##### Okuma Parçası

|
Parmak izlerinin izinde

Parmak uçlarınızdan tuşlara, gözlerinizden ekranlara kelepçelenmiş olduğunuzu düşünün, ürpereceksiniz!



Günün her saatinde, zihinlerimizi sürekli meşgul tutmak üzere planlanmış bir sürü tuzak kurulu çevremizde. Ola ki birinden kurtulduğumuzda bir başkası hazır bekliyor bizi. Hiç boşluk bırakmıyor, aradan sıyrılıp çıkmamıza, bu mahkûmiyet halinin dışındaki herhangi bir başka hale geçmemize izin vermiyorlar. Heveslerimizin bizi içine sürüklediği bu kurgu çok uzun zamandır aynı şekilde devam ediyor ve biz uyuşmuş zihinlerimizle bu yaşadığımızı hayatın kendisi sanıyoruz artık. Her sabah uyanıp bu rutinin içine gönüllü teslim ediyoruz kendimizi.



İnsan olmanın gereği olarak, böyle yaşamaktan dolayı içimizde sıkıntılar peydahlanmalıydı aslında çoktan. Çünkü insan böyledir, aslından uzaklaştığında içinde belli belirsiz bir sıkıntı filizlenir. Ama bize olmuyor bu, zevk alıyoruz aksine içine tıkıldığımız bu çoktan seçmeli mahkûmiyet hallerinden. Çünkü sürekli bir şeylerle oyalıyorlar içimizin insanca sebeplerle sıkılmaya elverişli yerlerini. Hep iyi şeylerle, en azından bir yönüyle iyi olan şeylerle uğraştığımızı düşündürüyorlar bize. Beğenerek, paylaşarak, çoğaltarak, yayarak hem zamanımızı dolduruyoruz, hem de bedavadan duyarlı, düşünceli, duygulu, coşkulu, heyecanlı ve müthiş zeki hissediyoruz kendimizi. Hani meyveli diyerek meyve esansından mamul şeylerle doldurdukları gibi midelerimizi. Mutluluk değil belki ama mutluluk esanslı bir hayat artık bizimki.

##########
##### Görev Girdisi

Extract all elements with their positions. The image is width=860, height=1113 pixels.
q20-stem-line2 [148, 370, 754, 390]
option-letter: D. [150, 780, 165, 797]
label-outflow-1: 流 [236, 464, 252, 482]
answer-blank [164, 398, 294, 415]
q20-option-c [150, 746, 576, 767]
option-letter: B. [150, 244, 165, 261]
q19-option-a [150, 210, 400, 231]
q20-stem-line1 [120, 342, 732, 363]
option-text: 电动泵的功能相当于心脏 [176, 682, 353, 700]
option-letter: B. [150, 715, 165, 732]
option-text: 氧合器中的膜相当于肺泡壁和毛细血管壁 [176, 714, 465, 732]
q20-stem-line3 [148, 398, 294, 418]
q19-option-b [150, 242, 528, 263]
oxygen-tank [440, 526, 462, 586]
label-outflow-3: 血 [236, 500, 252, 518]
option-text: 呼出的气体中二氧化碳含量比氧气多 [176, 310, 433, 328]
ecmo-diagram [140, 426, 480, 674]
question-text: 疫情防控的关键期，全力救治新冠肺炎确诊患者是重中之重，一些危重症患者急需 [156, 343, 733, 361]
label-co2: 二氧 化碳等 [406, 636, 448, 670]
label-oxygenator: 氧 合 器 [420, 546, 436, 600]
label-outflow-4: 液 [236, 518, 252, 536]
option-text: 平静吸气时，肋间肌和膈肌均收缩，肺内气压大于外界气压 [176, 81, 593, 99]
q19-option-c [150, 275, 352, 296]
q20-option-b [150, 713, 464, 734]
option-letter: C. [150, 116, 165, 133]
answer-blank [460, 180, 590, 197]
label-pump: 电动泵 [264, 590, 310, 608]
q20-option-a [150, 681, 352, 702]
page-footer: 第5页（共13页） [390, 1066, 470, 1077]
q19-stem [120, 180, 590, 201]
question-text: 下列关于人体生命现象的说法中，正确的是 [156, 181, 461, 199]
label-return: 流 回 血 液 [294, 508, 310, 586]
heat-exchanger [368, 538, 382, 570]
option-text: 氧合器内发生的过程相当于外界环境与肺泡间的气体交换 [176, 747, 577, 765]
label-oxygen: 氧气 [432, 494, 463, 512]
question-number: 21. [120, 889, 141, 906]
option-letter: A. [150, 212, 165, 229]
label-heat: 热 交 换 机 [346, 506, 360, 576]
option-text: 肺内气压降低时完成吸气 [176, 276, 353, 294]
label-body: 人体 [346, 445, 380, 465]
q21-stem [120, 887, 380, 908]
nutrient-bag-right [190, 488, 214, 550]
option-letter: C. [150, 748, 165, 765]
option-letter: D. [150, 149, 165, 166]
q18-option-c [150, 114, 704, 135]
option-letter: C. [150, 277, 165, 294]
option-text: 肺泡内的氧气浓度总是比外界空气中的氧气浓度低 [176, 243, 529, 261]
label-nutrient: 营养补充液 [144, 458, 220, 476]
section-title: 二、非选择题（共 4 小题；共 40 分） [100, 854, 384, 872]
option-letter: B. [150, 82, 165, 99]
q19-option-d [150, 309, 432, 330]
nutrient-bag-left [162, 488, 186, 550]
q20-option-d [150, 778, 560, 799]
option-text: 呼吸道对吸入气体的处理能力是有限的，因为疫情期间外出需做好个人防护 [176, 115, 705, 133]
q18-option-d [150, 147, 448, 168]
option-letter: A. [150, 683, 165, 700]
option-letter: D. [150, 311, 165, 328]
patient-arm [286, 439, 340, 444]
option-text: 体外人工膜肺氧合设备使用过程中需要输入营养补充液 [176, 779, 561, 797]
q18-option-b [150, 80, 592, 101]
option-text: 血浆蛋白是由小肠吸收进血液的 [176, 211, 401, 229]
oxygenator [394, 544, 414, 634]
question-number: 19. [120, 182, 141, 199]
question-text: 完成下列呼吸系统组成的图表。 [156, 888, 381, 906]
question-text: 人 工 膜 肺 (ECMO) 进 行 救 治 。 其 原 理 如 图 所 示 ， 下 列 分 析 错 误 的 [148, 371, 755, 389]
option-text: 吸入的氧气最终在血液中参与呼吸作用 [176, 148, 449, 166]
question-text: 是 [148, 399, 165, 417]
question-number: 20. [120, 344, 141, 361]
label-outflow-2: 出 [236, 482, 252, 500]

##########

» **Yapılacak İşler**
**1.** Okuma parçasını baştan sona hiçbir değişiklik yapmadan kopyalayın.
**2.** Kayıtların ilk satırından başlayın ve "q18-option-c [150, 114, 704, 135]" geçen satırı da yazdıktan sonra durun. Bu satırları aynen tekrarlayın.
Okuma parçası ile kayıtlar birbirinden bağımsızdır.

» **Görevlere Göre Çözümler**
**1.**
|
Parmak izlerinin izinde

Parmak uçlarınızdan tuşlara, gözlerinizden ekranlara kelepçelenmiş olduğunuzu düşünün, ürpereceksiniz!



Günün her saatinde, zihinlerimizi sürekli meşgul tutmak üzere planlanmış bir sürü tuzak kurulu çevremizde. Ola ki birinden kurtulduğumuzda bir başkası hazır bekliyor bizi. Hiç boşluk bırakmıyor, aradan sıyrılıp çıkmamıza, bu mahkûmiyet halinin dışındaki herhangi bir başka hale geçmemize izin vermiyorlar. Heveslerimizin bizi içine sürüklediği bu kurgu çok uzun zamandır aynı şekilde devam ediyor ve biz uyuşmuş zihinlerimizle bu yaşadığımızı hayatın kendisi sanıyoruz artık. Her sabah uyanıp bu rutinin içine gönüllü teslim ediyoruz kendimizi.



İnsan olmanın gereği olarak, böyle yaşamaktan dolayı içimizde sıkıntılar peydahlanmalıydı aslında çoktan. Çünkü insan böyledir, aslından uzaklaştığında içinde belli belirsiz bir sıkıntı filizlenir. Ama bize olmuyor bu, zevk alıyoruz aksine içine tıkıldığımız bu çoktan seçmeli mahkûmiyet hallerinden. Çünkü sürekli bir şeylerle oyalıyorlar içimizin insanca sebeplerle sıkılmaya elverişli yerlerini. Hep iyi şeylerle, en azından bir yönüyle iyi olan şeylerle uğraştığımızı düşündürüyorlar bize. Beğenerek, paylaşarak, çoğaltarak, yayarak hem zamanımızı dolduruyoruz, hem de bedavadan duyarlı, düşünceli, duygulu, coşkulu, heyecanlı ve müthiş zeki hissediyoruz kendimizi. Hani meyveli diyerek meyve esansından mamul şeylerle doldurdukları gibi midelerimizi. Mutluluk değil belki ama mutluluk esanslı bir hayat artık bizimki.

**2.**
Extract all elements with their positions. The image is width=860, height=1113 pixels.
q20-stem-line2 [148, 370, 754, 390]
option-letter: D. [150, 780, 165, 797]
label-outflow-1: 流 [236, 464, 252, 482]
answer-blank [164, 398, 294, 415]
q20-option-c [150, 746, 576, 767]
option-letter: B. [150, 244, 165, 261]
q19-option-a [150, 210, 400, 231]
q20-stem-line1 [120, 342, 732, 363]
option-text: 电动泵的功能相当于心脏 [176, 682, 353, 700]
option-letter: B. [150, 715, 165, 732]
option-text: 氧合器中的膜相当于肺泡壁和毛细血管壁 [176, 714, 465, 732]
q20-stem-line3 [148, 398, 294, 418]
q19-option-b [150, 242, 528, 263]
oxygen-tank [440, 526, 462, 586]
label-outflow-3: 血 [236, 500, 252, 518]
option-text: 呼出的气体中二氧化碳含量比氧气多 [176, 310, 433, 328]
ecmo-diagram [140, 426, 480, 674]
question-text: 疫情防控的关键期，全力救治新冠肺炎确诊患者是重中之重，一些危重症患者急需 [156, 343, 733, 361]
label-co2: 二氧 化碳等 [406, 636, 448, 670]
label-oxygenator: 氧 合 器 [420, 546, 436, 600]
label-outflow-4: 液 [236, 518, 252, 536]
option-text: 平静吸气时，肋间肌和膈肌均收缩，肺内气压大于外界气压 [176, 81, 593, 99]
q19-option-c [150, 275, 352, 296]
q20-option-b [150, 713, 464, 734]
option-letter: C. [150, 116, 165, 133]
answer-blank [460, 180, 590, 197]
label-pump: 电动泵 [264, 590, 310, 608]
q20-option-a [150, 681, 352, 702]
page-footer: 第5页（共13页） [390, 1066, 470, 1077]
q19-stem [120, 180, 590, 201]
question-text: 下列关于人体生命现象的说法中，正确的是 [156, 181, 461, 199]
label-return: 流 回 血 液 [294, 508, 310, 586]
heat-exchanger [368, 538, 382, 570]
option-text: 氧合器内发生的过程相当于外界环境与肺泡间的气体交换 [176, 747, 577, 765]
label-oxygen: 氧气 [432, 494, 463, 512]
question-number: 21. [120, 889, 141, 906]
option-letter: A. [150, 212, 165, 229]
label-heat: 热 交 换 机 [346, 506, 360, 576]
option-text: 肺内气压降低时完成吸气 [176, 276, 353, 294]
label-body: 人体 [346, 445, 380, 465]
q21-stem [120, 887, 380, 908]
nutrient-bag-right [190, 488, 214, 550]
option-letter: C. [150, 748, 165, 765]
option-letter: D. [150, 149, 165, 166]
q18-option-c [150, 114, 704, 135]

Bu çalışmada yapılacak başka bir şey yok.